**Exercise brief:** Scan the data for "Degree" and copy the lines it appears in.

--- --- ---

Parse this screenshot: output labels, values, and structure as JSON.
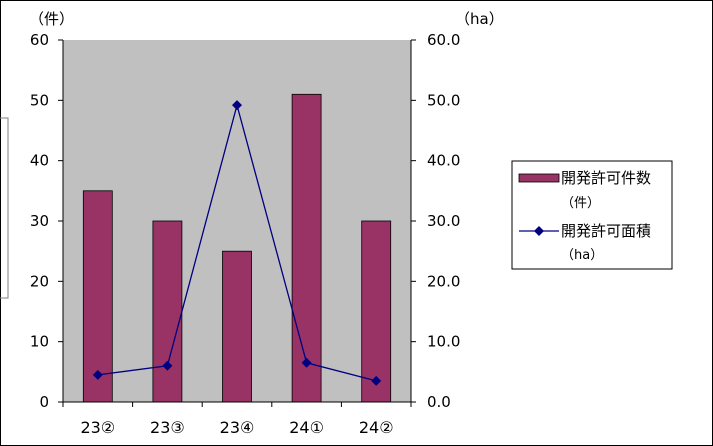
{
  "chart_data": {
    "type": "bar",
    "categories": [
      "23②",
      "23③",
      "23④",
      "24①",
      "24②"
    ],
    "series": [
      {
        "name": "開発許可件数（件）",
        "type": "bar",
        "axis": "left",
        "values": [
          35,
          30,
          25,
          51,
          30
        ],
        "color": "#993366"
      },
      {
        "name": "開発許可面積（ha）",
        "type": "line",
        "axis": "right",
        "values": [
          4.5,
          6.0,
          49.2,
          6.5,
          3.5
        ],
        "color": "#000080"
      }
    ],
    "y_left": {
      "unit": "（件）",
      "ylim": [
        0,
        60
      ],
      "ticks": [
        "0",
        "10",
        "20",
        "30",
        "40",
        "50",
        "60"
      ]
    },
    "y_right": {
      "unit": "（ha）",
      "ylim": [
        0,
        60
      ],
      "ticks": [
        "0.0",
        "10.0",
        "20.0",
        "30.0",
        "40.0",
        "50.0",
        "60.0"
      ]
    },
    "legend": {
      "placement": "right",
      "items": [
        {
          "line1": "開発許可件数",
          "line2": "（件）"
        },
        {
          "line1": "開発許可面積",
          "line2": "（ha）"
        }
      ]
    },
    "grid": false,
    "plot_background": "#c0c0c0"
  }
}
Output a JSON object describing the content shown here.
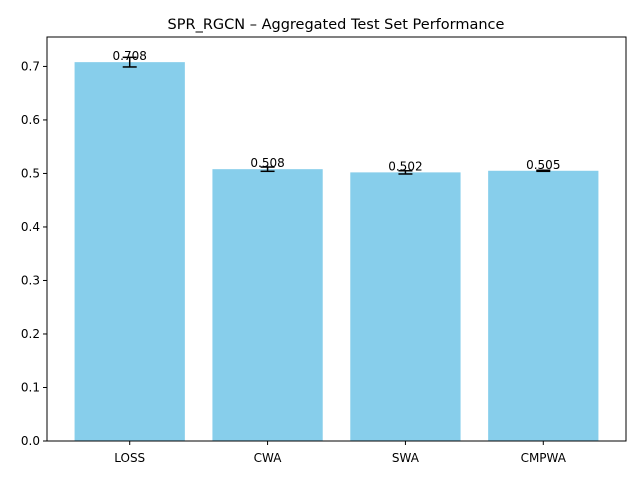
{
  "chart_data": {
    "type": "bar",
    "title": "SPR_RGCN – Aggregated Test Set Performance",
    "xlabel": "",
    "ylabel": "",
    "categories": [
      "LOSS",
      "CWA",
      "SWA",
      "CMPWA"
    ],
    "values": [
      0.708,
      0.508,
      0.502,
      0.505
    ],
    "errors": [
      0.009,
      0.004,
      0.003,
      0.001
    ],
    "data_labels": [
      "0.708",
      "0.508",
      "0.502",
      "0.505"
    ],
    "ylim": [
      0,
      0.755
    ],
    "yticks": [
      0.0,
      0.1,
      0.2,
      0.3,
      0.4,
      0.5,
      0.6,
      0.7
    ],
    "ytick_labels": [
      "0.0",
      "0.1",
      "0.2",
      "0.3",
      "0.4",
      "0.5",
      "0.6",
      "0.7"
    ],
    "grid": false,
    "legend": "none",
    "bar_color": "#87ceeb",
    "error_color": "#000000"
  }
}
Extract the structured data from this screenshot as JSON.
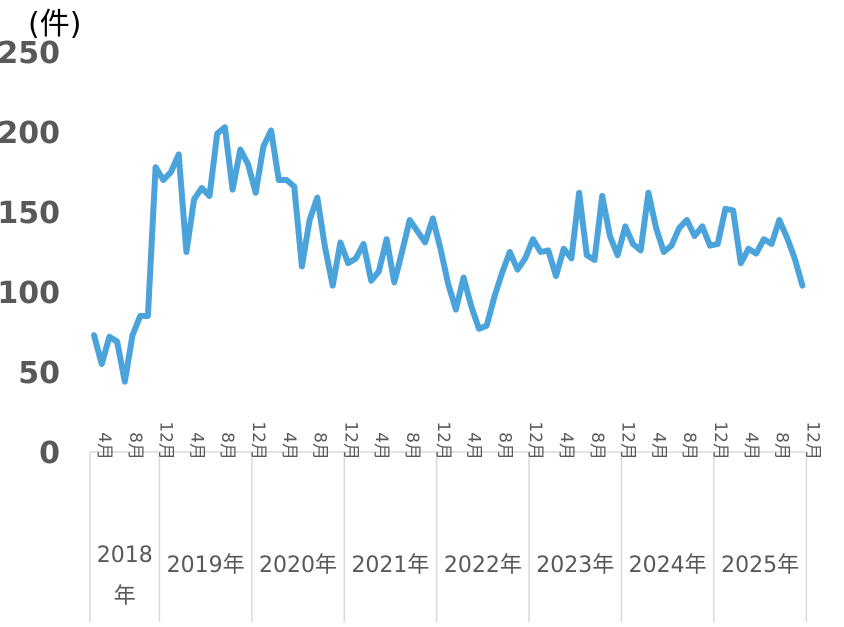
{
  "chart_data": {
    "type": "line",
    "unit_label": "(件)",
    "ylim": [
      0,
      250
    ],
    "y_ticks": [
      "0",
      "50",
      "100",
      "150",
      "200",
      "250"
    ],
    "month_tick_labels": [
      "4月",
      "8月",
      "12月"
    ],
    "years": [
      {
        "label": "2018年",
        "first_index": 0,
        "count": 9
      },
      {
        "label": "2019年",
        "first_index": 9,
        "count": 12
      },
      {
        "label": "2020年",
        "first_index": 21,
        "count": 12
      },
      {
        "label": "2021年",
        "first_index": 33,
        "count": 12
      },
      {
        "label": "2022年",
        "first_index": 45,
        "count": 12
      },
      {
        "label": "2023年",
        "first_index": 57,
        "count": 12
      },
      {
        "label": "2024年",
        "first_index": 69,
        "count": 12
      },
      {
        "label": "2025年",
        "first_index": 81,
        "count": 12
      }
    ],
    "line_color": "#4BA3DB",
    "grid": false,
    "series": [
      {
        "values": [
          73,
          55,
          72,
          69,
          44,
          73,
          85,
          85,
          178,
          170,
          175,
          186,
          125,
          158,
          165,
          160,
          199,
          203,
          164,
          189,
          180,
          162,
          191,
          201,
          170,
          170,
          166,
          116,
          145,
          159,
          128,
          104,
          131,
          118,
          121,
          130,
          107,
          113,
          133,
          106,
          125,
          145,
          138,
          131,
          146,
          127,
          105,
          89,
          109,
          91,
          77,
          79,
          97,
          112,
          125,
          114,
          121,
          133,
          125,
          126,
          110,
          127,
          121,
          162,
          123,
          120,
          160,
          135,
          123,
          141,
          130,
          126,
          162,
          140,
          125,
          129,
          140,
          145,
          135,
          141,
          129,
          130,
          152,
          151,
          118,
          127,
          124,
          133,
          130,
          145,
          134,
          121,
          104
        ]
      }
    ]
  }
}
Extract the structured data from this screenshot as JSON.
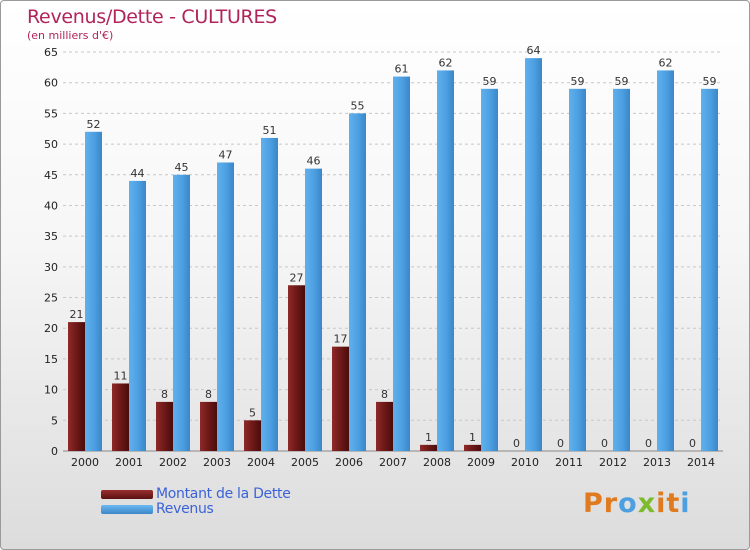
{
  "title": "Revenus/Dette - CULTURES",
  "subtitle": "(en milliers d'€)",
  "colors": {
    "dette": "#6e1818",
    "revenus": "#4c9fe0",
    "title": "#b0245a",
    "legend_text": "#3b62d6"
  },
  "watermark": {
    "text": "Proxiti",
    "letters": [
      "P",
      "r",
      "o",
      "x",
      "i",
      "t",
      "i"
    ],
    "colors": [
      "#e07a1f",
      "#e07a1f",
      "#4c9fe0",
      "#7dbb2a",
      "#e07a1f",
      "#e07a1f",
      "#4c9fe0"
    ]
  },
  "chart_data": {
    "type": "bar",
    "categories": [
      "2000",
      "2001",
      "2002",
      "2003",
      "2004",
      "2005",
      "2006",
      "2007",
      "2008",
      "2009",
      "2010",
      "2011",
      "2012",
      "2013",
      "2014"
    ],
    "series": [
      {
        "name": "Montant de la Dette",
        "values": [
          21,
          11,
          8,
          8,
          5,
          27,
          17,
          8,
          1,
          1,
          0,
          0,
          0,
          0,
          0
        ]
      },
      {
        "name": "Revenus",
        "values": [
          52,
          44,
          45,
          47,
          51,
          46,
          55,
          61,
          62,
          59,
          64,
          59,
          59,
          62,
          59
        ]
      }
    ],
    "ylim": [
      0,
      65
    ],
    "yticks": [
      0,
      5,
      10,
      15,
      20,
      25,
      30,
      35,
      40,
      45,
      50,
      55,
      60,
      65
    ],
    "grid": true,
    "legend": "bottom-left"
  }
}
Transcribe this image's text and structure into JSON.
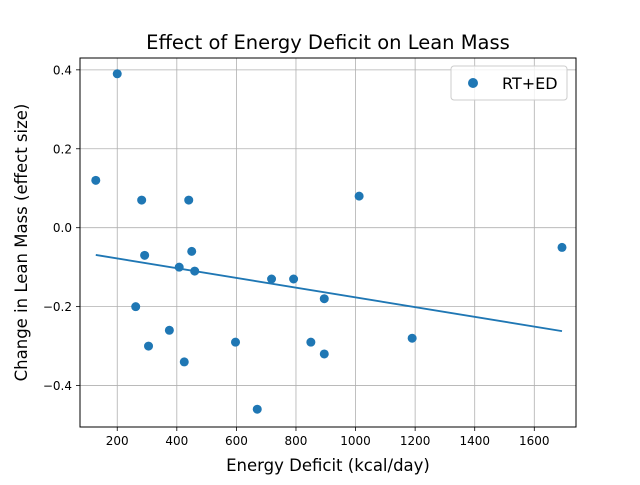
{
  "chart_data": {
    "type": "scatter",
    "title": "Effect of Energy Deficit on Lean Mass",
    "xlabel": "Energy Deficit (kcal/day)",
    "ylabel": "Change in Lean Mass (effect size)",
    "xlim": [
      75,
      1740
    ],
    "ylim": [
      -0.505,
      0.43
    ],
    "xticks": [
      200,
      400,
      600,
      800,
      1000,
      1200,
      1400,
      1600
    ],
    "yticks": [
      -0.4,
      -0.2,
      0.0,
      0.2,
      0.4
    ],
    "xtick_labels": [
      "200",
      "400",
      "600",
      "800",
      "1000",
      "1200",
      "1400",
      "1600"
    ],
    "ytick_labels": [
      "−0.4",
      "−0.2",
      "0.0",
      "0.2",
      "0.4"
    ],
    "grid": true,
    "legend_position": "top-right",
    "series": [
      {
        "name": "RT+ED",
        "color": "#1f77b4",
        "points": [
          {
            "x": 128,
            "y": 0.12
          },
          {
            "x": 200,
            "y": 0.39
          },
          {
            "x": 262,
            "y": -0.2
          },
          {
            "x": 282,
            "y": 0.07
          },
          {
            "x": 292,
            "y": -0.07
          },
          {
            "x": 305,
            "y": -0.3
          },
          {
            "x": 375,
            "y": -0.26
          },
          {
            "x": 408,
            "y": -0.1
          },
          {
            "x": 425,
            "y": -0.34
          },
          {
            "x": 440,
            "y": 0.07
          },
          {
            "x": 450,
            "y": -0.06
          },
          {
            "x": 460,
            "y": -0.11
          },
          {
            "x": 597,
            "y": -0.29
          },
          {
            "x": 670,
            "y": -0.46
          },
          {
            "x": 718,
            "y": -0.13
          },
          {
            "x": 792,
            "y": -0.13
          },
          {
            "x": 850,
            "y": -0.29
          },
          {
            "x": 895,
            "y": -0.18
          },
          {
            "x": 895,
            "y": -0.32
          },
          {
            "x": 1012,
            "y": 0.08
          },
          {
            "x": 1190,
            "y": -0.28
          },
          {
            "x": 1693,
            "y": -0.05
          }
        ]
      }
    ],
    "trendline": {
      "color": "#1f77b4",
      "x": [
        128,
        1693
      ],
      "y": [
        -0.069,
        -0.262
      ]
    }
  }
}
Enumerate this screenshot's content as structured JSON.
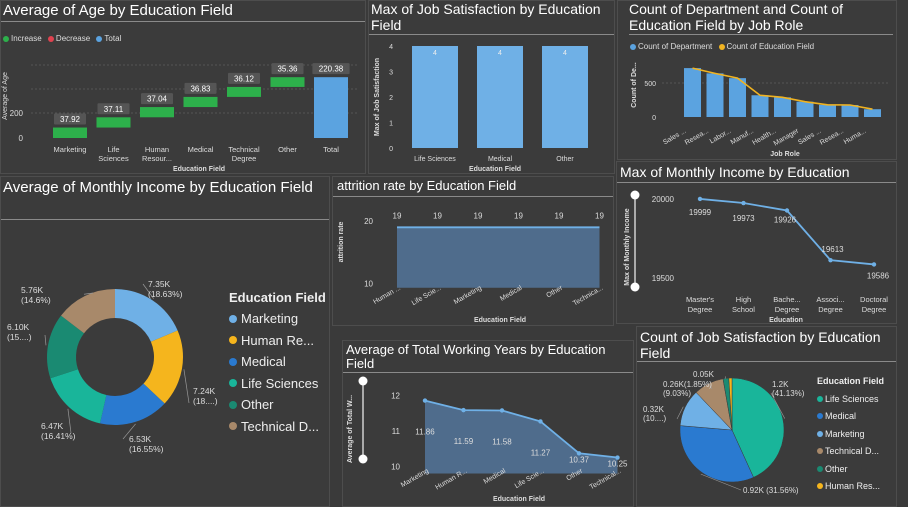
{
  "panels": {
    "age": {
      "title": "Average of Age by Education Field",
      "legend": [
        {
          "label": "Increase",
          "color": "#2db04b"
        },
        {
          "label": "Decrease",
          "color": "#e0424f"
        },
        {
          "label": "Total",
          "color": "#5ba3e0"
        }
      ],
      "ylabel": "Average of Age",
      "xlabel": "Education Field",
      "yticks": [
        "200",
        "0"
      ]
    },
    "jobsat": {
      "title": "Max of Job Satisfaction by Education Field",
      "ylabel": "Max of Job Satisfaction",
      "xlabel": "Education Field",
      "yticks": [
        "4",
        "3",
        "2",
        "1",
        "0"
      ]
    },
    "dept": {
      "title": "Count of Department and Count of Education Field by Job Role",
      "legend": [
        {
          "label": "Count of Department",
          "color": "#5ba3e0"
        },
        {
          "label": "Count of Education Field",
          "color": "#f0b321"
        }
      ],
      "ylabel": "Count of De...",
      "xlabel": "Job Role",
      "yticks": [
        "500",
        "0"
      ]
    },
    "income": {
      "title": "Average of Monthly Income by Education Field",
      "legend_title": "Education Field"
    },
    "attrition": {
      "title": "attrition rate by Education Field",
      "ylabel": "attrition rate",
      "xlabel": "Education Field",
      "yticks": [
        "20",
        "10"
      ]
    },
    "maxincome": {
      "title": "Max of Monthly Income by Education",
      "ylabel": "Max of Monthly Income",
      "xlabel": "Education",
      "yticks": [
        "20000",
        "19500"
      ]
    },
    "working": {
      "title": "Average of Total Working Years by Education Field",
      "ylabel": "Average of Total W...",
      "xlabel": "Education Field",
      "yticks": [
        "12",
        "11",
        "10"
      ]
    },
    "jobsatcount": {
      "title": "Count of Job Satisfaction by Education Field",
      "legend_title": "Education Field"
    }
  },
  "chart_data": [
    {
      "id": "age",
      "type": "bar",
      "subtype": "waterfall",
      "title": "Average of Age by Education Field",
      "xlabel": "Education Field",
      "ylabel": "Average of Age",
      "categories": [
        "Marketing",
        "Life Sciences",
        "Human Resour...",
        "Medical",
        "Technical Degree",
        "Other",
        "Total"
      ],
      "values": [
        37.92,
        37.11,
        37.04,
        36.83,
        36.12,
        35.36,
        220.38
      ],
      "ylim": [
        0,
        230
      ]
    },
    {
      "id": "jobsat",
      "type": "bar",
      "title": "Max of Job Satisfaction by Education Field",
      "xlabel": "Education Field",
      "ylabel": "Max of Job Satisfaction",
      "categories": [
        "Life Sciences",
        "Medical",
        "Other"
      ],
      "values": [
        4,
        4,
        4
      ],
      "ylim": [
        0,
        4
      ]
    },
    {
      "id": "dept",
      "type": "bar",
      "title": "Count of Department and Count of Education Field by Job Role",
      "xlabel": "Job Role",
      "ylabel": "Count of De...",
      "categories": [
        "Sales ...",
        "Resea...",
        "Labor...",
        "Manuf...",
        "Health...",
        "Manager",
        "Sales ...",
        "Resea...",
        "Huma..."
      ],
      "series": [
        {
          "name": "Count of Department",
          "values": [
            652,
            582,
            518,
            290,
            262,
            204,
            163,
            160,
            104
          ]
        },
        {
          "name": "Count of Education Field",
          "values": [
            652,
            582,
            518,
            290,
            262,
            204,
            163,
            160,
            104
          ]
        }
      ],
      "ylim": [
        0,
        700
      ]
    },
    {
      "id": "income",
      "type": "pie",
      "subtype": "donut",
      "title": "Average of Monthly Income by Education Field",
      "series": [
        {
          "name": "Marketing",
          "value": 7.35,
          "label": "7.35K (18.63%)",
          "color": "#6fb0e6"
        },
        {
          "name": "Human Re...",
          "value": 7.24,
          "label": "7.24K (18....)",
          "color": "#f5b51d"
        },
        {
          "name": "Medical",
          "value": 6.53,
          "label": "6.53K (16.55%)",
          "color": "#2a7ad0"
        },
        {
          "name": "Life Sciences",
          "value": 6.47,
          "label": "6.47K (16.41%)",
          "color": "#19b59a"
        },
        {
          "name": "Other",
          "value": 6.1,
          "label": "6.10K (15....)",
          "color": "#1a8a72"
        },
        {
          "name": "Technical D...",
          "value": 5.76,
          "label": "5.76K (14.6%)",
          "color": "#a8896a"
        }
      ]
    },
    {
      "id": "attrition",
      "type": "area",
      "title": "attrition rate by Education Field",
      "xlabel": "Education Field",
      "ylabel": "attrition rate",
      "categories": [
        "Human ...",
        "Life Scie...",
        "Marketing",
        "Medical",
        "Other",
        "Technica..."
      ],
      "values": [
        19,
        19,
        19,
        19,
        19,
        19
      ],
      "ylim": [
        7,
        25
      ]
    },
    {
      "id": "maxincome",
      "type": "line",
      "title": "Max of Monthly Income by Education",
      "xlabel": "Education",
      "ylabel": "Max of Monthly Income",
      "categories": [
        "Master's Degree",
        "High School",
        "Bache... Degree",
        "Associ... Degree",
        "Doctoral Degree"
      ],
      "values": [
        19999,
        19973,
        19926,
        19613,
        19586
      ],
      "ylim": [
        19450,
        20030
      ]
    },
    {
      "id": "working",
      "type": "area",
      "title": "Average of Total Working Years by Education Field",
      "xlabel": "Education Field",
      "ylabel": "Average of Total W...",
      "categories": [
        "Marketing",
        "Human R...",
        "Medical",
        "Life Scie...",
        "Other",
        "Technical..."
      ],
      "values": [
        11.86,
        11.59,
        11.58,
        11.27,
        10.37,
        10.25
      ],
      "ylim": [
        9.7,
        12.3
      ]
    },
    {
      "id": "jobsatcount",
      "type": "pie",
      "title": "Count of Job Satisfaction by Education Field",
      "series": [
        {
          "name": "Life Sciences",
          "value": 1.2,
          "label": "1.2K\n(41.13%)",
          "color": "#19b59a"
        },
        {
          "name": "Medical",
          "value": 0.92,
          "label": "0.92K (31.56%)",
          "color": "#2a7ad0"
        },
        {
          "name": "Marketing",
          "value": 0.32,
          "label": "0.32K\n(10....)",
          "color": "#6fb0e6"
        },
        {
          "name": "Technical D...",
          "value": 0.26,
          "label": "0.26K(1.85%)\n(9.03%)",
          "color": "#a8896a"
        },
        {
          "name": "Other",
          "value": 0.05,
          "label": "0.05K",
          "color": "#1a8a72"
        },
        {
          "name": "Human Res...",
          "value": 0.027,
          "label": "",
          "color": "#f5b51d"
        }
      ]
    }
  ]
}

--- --- ---

**Task result:**
        "Technical Degree",
        "Master's Degree",
        "Bache... Degree",
        "Associ... Degree",
        "Doctoral Degree"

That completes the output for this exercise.